» **What you should do**
Return the lines where the word "Determine" occurs.

(Extracted data entries)
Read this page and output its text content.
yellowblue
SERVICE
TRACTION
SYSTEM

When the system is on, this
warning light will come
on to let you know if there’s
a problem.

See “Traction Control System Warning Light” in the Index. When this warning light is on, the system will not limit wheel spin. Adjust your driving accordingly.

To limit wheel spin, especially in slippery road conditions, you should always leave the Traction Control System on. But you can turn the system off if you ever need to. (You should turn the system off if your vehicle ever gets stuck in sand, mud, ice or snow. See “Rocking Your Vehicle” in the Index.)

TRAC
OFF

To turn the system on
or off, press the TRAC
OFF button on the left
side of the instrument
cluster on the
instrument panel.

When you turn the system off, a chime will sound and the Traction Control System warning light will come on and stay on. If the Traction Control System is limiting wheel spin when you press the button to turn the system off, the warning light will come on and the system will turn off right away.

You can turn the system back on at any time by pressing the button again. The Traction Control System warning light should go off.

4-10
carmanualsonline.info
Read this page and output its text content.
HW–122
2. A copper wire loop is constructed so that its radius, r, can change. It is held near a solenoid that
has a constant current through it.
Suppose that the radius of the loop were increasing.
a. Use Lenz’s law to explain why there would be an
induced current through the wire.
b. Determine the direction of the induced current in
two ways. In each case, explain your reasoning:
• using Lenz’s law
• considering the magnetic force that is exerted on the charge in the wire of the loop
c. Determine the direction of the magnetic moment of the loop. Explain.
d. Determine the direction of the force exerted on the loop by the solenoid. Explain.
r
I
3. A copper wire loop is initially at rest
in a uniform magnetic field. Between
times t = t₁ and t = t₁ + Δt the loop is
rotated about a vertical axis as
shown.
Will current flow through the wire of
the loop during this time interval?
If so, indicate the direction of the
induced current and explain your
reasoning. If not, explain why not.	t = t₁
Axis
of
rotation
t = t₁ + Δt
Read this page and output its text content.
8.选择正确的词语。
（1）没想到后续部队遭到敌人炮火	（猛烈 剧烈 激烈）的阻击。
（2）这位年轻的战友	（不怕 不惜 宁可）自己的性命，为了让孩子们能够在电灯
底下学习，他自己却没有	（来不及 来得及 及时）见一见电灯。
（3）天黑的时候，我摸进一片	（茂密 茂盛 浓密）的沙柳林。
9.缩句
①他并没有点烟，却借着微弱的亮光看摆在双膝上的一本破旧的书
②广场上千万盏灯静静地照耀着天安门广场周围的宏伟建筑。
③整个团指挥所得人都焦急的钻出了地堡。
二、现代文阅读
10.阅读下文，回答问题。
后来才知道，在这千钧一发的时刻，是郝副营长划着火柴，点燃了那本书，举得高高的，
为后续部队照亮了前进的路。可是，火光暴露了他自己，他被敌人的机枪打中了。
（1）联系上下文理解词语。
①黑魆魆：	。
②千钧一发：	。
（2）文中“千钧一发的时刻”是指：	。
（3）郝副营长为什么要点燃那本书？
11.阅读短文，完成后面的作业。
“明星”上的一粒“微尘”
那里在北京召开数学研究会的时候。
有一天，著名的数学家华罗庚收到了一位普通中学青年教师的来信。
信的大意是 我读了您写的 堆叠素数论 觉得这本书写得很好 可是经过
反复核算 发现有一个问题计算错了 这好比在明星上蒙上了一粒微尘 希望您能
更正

» **Solution**
b. Determine the direction of the induced current in
c. Determine the direction of the magnetic moment of the loop. Explain.
d. Determine the direction of the force exerted on the loop by the solenoid. Explain.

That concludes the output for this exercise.